*TASK INSTRUCTIONS*:
Read the lines that follow and pick out every one containing the word "background".

*LISTED ENTRIES*:
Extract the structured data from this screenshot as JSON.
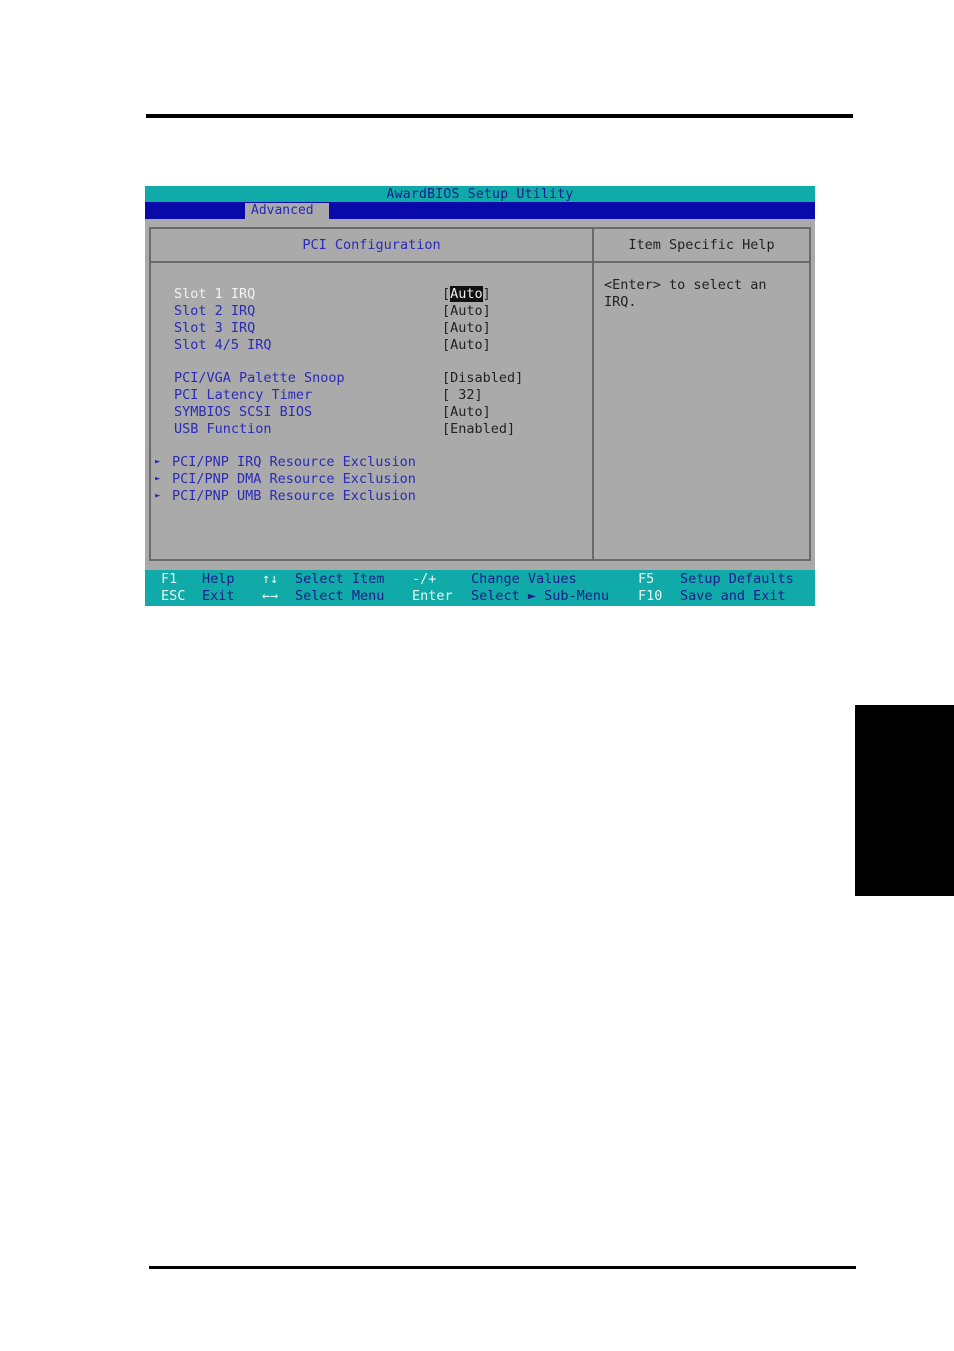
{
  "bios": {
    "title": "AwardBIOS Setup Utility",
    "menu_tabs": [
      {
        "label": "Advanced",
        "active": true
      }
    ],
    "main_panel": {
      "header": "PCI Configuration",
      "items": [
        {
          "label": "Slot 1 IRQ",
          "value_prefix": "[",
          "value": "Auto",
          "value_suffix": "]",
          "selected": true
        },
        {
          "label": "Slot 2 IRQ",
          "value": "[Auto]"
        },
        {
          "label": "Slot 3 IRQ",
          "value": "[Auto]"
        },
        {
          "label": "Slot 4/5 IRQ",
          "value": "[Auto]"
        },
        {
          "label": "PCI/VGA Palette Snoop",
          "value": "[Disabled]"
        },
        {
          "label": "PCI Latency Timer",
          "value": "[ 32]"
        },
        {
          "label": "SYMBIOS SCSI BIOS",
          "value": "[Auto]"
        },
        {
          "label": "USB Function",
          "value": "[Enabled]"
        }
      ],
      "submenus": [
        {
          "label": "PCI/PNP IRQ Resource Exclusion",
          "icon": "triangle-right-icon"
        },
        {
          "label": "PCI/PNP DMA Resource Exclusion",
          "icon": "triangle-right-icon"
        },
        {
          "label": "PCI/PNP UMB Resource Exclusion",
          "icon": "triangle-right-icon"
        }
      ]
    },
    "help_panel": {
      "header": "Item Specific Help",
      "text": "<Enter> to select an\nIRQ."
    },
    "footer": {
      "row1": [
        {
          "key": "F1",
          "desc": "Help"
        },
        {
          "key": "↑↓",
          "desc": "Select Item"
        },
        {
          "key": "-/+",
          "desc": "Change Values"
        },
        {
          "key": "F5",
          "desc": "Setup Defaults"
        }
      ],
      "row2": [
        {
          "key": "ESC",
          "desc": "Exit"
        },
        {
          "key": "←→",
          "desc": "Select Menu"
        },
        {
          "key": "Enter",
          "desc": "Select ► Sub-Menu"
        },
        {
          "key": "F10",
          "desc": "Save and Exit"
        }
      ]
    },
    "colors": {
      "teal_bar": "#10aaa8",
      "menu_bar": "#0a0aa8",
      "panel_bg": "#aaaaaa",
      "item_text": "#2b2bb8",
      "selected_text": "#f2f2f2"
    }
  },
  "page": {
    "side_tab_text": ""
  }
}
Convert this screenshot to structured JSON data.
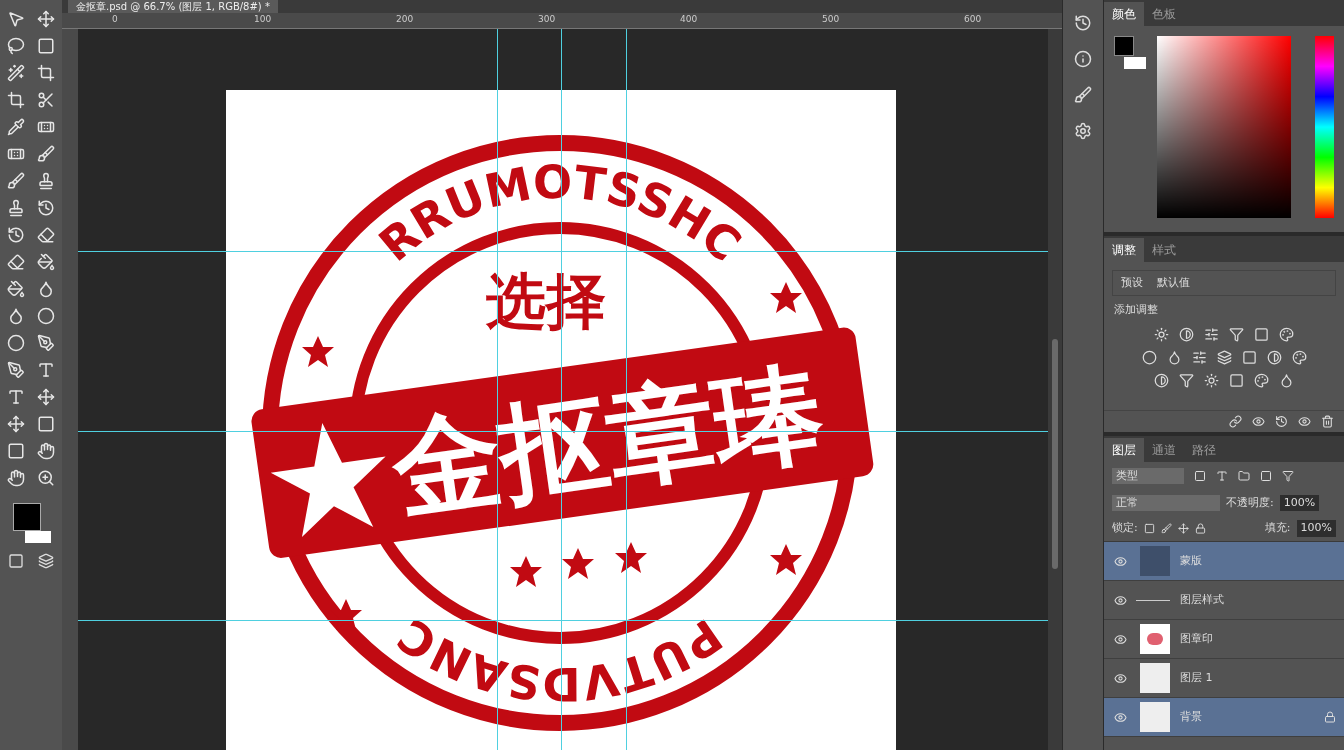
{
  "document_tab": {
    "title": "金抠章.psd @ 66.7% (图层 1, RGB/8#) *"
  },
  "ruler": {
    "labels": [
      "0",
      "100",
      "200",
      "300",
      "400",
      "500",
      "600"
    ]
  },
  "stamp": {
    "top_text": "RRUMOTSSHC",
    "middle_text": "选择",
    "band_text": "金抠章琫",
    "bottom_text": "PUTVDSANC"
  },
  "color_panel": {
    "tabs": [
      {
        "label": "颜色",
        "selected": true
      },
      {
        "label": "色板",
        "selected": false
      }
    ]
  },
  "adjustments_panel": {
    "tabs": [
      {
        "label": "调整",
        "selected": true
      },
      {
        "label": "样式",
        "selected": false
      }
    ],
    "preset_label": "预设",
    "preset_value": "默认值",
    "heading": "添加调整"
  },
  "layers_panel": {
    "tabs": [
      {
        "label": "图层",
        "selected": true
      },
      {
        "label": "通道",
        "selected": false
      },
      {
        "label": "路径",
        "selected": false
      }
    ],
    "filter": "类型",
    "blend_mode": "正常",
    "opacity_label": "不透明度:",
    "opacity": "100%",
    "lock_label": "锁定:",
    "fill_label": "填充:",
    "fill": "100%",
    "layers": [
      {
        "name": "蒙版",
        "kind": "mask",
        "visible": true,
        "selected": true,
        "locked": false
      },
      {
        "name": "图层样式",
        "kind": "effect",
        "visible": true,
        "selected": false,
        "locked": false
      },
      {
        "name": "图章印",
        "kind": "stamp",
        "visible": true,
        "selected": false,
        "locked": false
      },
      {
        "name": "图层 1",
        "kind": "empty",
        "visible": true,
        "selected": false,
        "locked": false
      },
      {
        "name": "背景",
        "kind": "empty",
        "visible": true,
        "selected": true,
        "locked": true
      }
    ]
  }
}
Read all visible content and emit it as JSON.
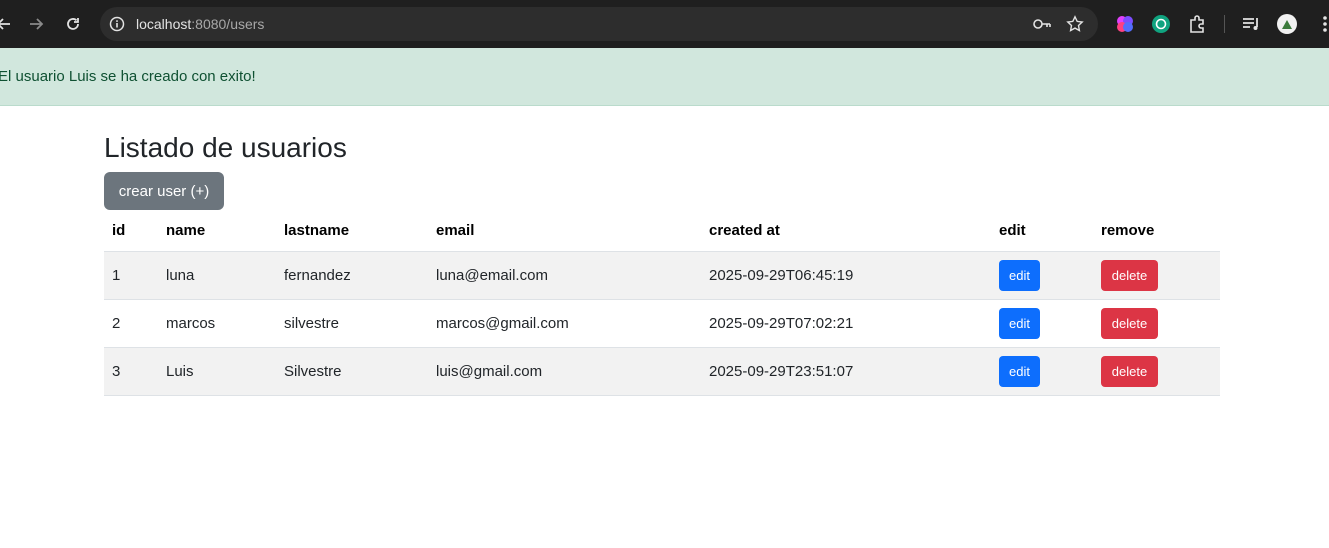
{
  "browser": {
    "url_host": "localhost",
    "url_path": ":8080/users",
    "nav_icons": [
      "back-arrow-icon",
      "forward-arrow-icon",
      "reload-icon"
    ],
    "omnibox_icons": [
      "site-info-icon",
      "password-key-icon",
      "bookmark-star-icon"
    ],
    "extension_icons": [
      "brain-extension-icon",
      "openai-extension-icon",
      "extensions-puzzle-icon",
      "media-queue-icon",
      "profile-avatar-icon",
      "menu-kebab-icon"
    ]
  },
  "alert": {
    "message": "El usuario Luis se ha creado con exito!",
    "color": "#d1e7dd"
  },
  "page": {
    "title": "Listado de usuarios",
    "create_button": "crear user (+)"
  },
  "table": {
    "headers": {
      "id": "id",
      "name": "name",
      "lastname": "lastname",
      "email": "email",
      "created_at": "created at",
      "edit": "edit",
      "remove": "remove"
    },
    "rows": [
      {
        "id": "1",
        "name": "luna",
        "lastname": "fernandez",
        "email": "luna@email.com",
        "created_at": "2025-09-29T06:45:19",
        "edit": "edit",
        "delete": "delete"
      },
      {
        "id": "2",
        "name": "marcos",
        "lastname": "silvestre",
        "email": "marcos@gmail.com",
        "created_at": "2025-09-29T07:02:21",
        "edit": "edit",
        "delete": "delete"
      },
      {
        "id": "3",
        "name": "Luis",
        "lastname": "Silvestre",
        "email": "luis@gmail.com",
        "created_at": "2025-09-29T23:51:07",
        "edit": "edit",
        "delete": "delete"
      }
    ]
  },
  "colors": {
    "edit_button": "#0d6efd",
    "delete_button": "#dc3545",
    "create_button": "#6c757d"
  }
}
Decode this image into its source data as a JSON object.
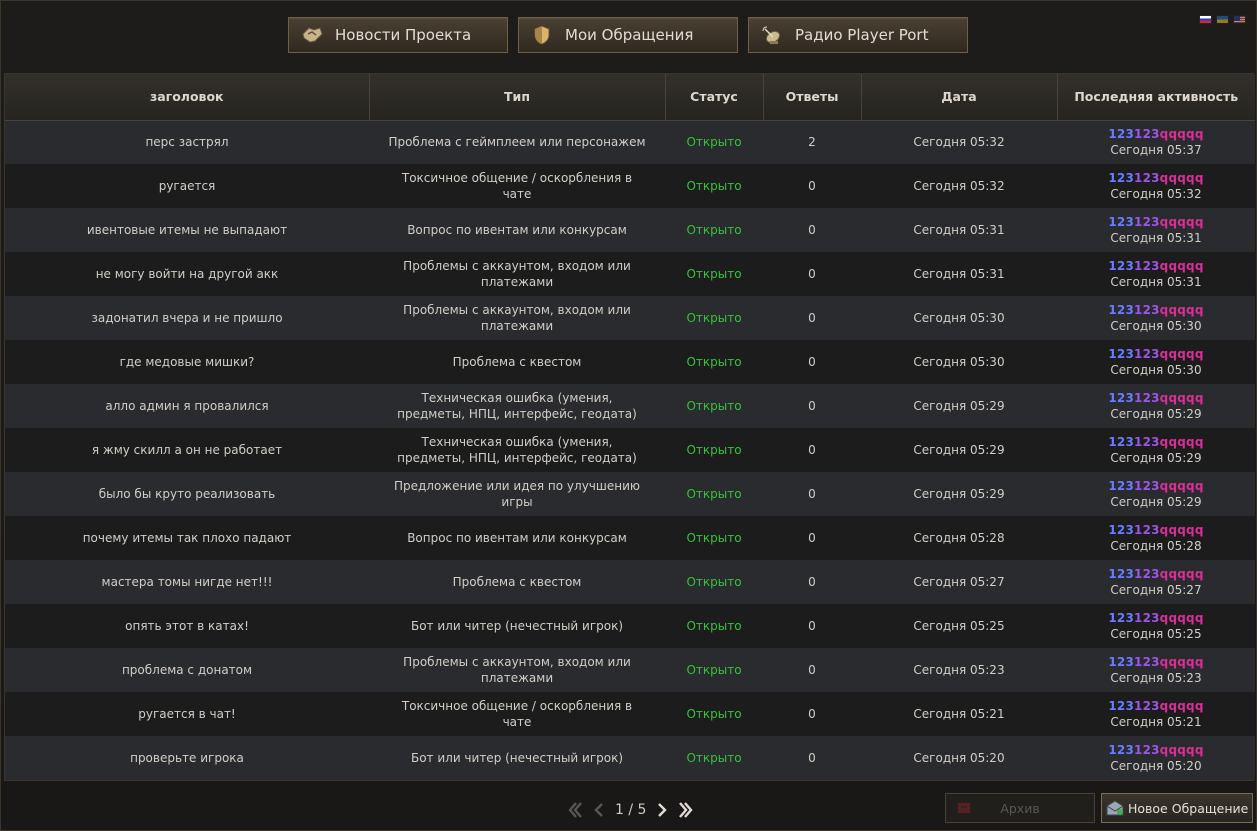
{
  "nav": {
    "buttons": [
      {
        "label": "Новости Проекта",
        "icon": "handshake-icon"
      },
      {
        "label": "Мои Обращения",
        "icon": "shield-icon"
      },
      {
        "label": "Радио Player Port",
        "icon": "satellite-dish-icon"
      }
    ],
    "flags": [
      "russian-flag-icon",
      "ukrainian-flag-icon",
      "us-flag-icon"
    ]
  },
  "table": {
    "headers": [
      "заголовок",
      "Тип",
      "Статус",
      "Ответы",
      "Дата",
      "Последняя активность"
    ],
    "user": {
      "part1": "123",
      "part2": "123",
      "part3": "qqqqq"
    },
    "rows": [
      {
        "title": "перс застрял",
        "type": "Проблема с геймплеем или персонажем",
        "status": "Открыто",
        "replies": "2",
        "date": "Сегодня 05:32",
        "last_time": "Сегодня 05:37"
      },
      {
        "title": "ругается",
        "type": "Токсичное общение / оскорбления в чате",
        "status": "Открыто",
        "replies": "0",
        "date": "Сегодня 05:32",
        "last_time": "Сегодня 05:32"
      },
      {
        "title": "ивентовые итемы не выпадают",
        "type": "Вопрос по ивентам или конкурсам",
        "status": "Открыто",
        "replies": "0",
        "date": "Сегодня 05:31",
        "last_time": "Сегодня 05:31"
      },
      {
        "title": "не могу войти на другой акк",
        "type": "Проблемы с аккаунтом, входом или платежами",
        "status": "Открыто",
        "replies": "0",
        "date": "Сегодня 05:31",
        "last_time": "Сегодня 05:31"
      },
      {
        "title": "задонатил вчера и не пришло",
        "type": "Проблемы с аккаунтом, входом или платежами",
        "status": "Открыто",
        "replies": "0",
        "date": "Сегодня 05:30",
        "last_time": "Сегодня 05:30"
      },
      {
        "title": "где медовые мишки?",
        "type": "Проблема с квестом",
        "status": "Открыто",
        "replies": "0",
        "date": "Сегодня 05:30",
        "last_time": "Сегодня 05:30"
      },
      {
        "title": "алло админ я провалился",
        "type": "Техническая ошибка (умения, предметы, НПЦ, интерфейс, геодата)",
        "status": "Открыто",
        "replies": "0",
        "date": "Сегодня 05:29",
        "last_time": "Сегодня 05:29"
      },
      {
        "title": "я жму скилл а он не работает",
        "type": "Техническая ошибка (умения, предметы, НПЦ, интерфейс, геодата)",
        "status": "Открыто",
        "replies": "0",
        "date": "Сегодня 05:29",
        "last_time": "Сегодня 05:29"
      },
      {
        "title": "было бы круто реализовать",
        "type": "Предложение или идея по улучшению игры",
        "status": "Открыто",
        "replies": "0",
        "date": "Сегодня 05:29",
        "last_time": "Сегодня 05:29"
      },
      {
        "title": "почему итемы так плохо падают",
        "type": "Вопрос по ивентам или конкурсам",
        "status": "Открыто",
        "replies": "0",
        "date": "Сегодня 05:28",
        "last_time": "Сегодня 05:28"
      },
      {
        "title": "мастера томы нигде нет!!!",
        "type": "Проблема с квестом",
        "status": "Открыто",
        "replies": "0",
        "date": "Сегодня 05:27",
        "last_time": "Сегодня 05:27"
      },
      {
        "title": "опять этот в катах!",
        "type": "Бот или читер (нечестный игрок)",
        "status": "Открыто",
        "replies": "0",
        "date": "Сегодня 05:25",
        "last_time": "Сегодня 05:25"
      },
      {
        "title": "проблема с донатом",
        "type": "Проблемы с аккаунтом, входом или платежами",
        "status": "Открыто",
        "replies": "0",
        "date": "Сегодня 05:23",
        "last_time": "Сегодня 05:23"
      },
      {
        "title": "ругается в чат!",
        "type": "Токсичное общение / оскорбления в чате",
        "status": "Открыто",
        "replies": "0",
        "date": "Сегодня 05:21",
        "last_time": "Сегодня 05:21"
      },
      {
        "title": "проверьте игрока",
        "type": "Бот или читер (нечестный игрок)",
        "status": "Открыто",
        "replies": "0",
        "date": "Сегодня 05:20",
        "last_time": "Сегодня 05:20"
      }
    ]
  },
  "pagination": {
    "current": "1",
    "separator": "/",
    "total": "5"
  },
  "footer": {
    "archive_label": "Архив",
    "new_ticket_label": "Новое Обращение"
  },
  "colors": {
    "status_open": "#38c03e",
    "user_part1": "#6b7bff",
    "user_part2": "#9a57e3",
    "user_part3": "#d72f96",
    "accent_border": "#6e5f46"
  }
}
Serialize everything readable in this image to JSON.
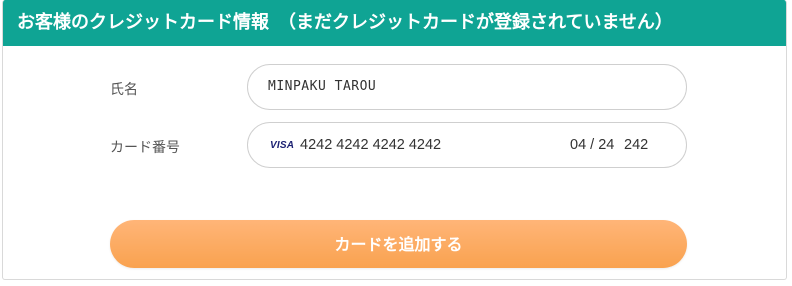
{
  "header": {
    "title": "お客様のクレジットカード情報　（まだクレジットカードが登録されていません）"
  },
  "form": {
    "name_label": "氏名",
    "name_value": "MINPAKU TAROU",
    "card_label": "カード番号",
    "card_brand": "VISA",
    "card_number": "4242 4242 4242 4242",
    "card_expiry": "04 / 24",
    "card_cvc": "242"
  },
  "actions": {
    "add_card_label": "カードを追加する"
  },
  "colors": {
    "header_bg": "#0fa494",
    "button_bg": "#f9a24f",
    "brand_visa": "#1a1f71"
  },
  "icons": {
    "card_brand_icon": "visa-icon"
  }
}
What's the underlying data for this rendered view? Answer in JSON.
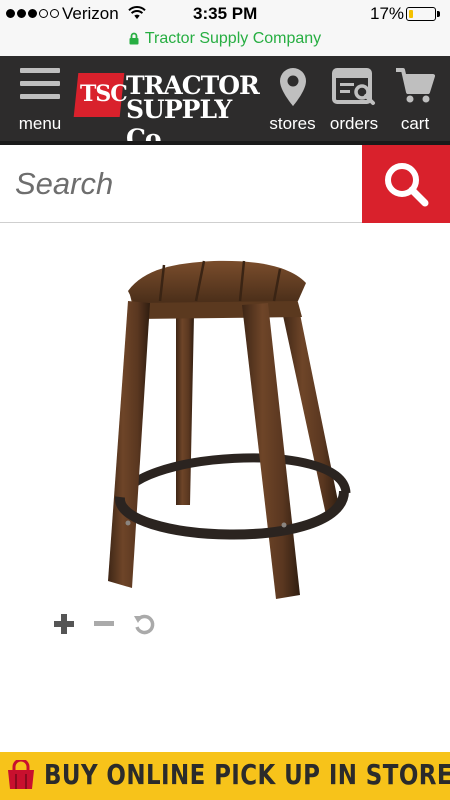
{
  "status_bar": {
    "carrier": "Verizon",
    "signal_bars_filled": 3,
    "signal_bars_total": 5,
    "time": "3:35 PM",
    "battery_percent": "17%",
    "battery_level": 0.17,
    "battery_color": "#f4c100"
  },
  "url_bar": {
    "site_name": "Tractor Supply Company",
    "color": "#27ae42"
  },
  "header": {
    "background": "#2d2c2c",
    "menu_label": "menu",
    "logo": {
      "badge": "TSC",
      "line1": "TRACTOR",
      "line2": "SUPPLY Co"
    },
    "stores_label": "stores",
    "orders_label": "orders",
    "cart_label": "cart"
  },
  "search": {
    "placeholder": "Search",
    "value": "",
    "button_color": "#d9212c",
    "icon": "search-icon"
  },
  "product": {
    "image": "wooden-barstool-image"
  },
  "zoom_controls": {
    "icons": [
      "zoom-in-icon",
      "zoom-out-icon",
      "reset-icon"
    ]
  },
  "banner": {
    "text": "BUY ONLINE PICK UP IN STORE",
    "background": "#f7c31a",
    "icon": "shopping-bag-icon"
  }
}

*TASK ANSWER*:
    "background": "#2d2c2c",
    "background": "#f7c31a",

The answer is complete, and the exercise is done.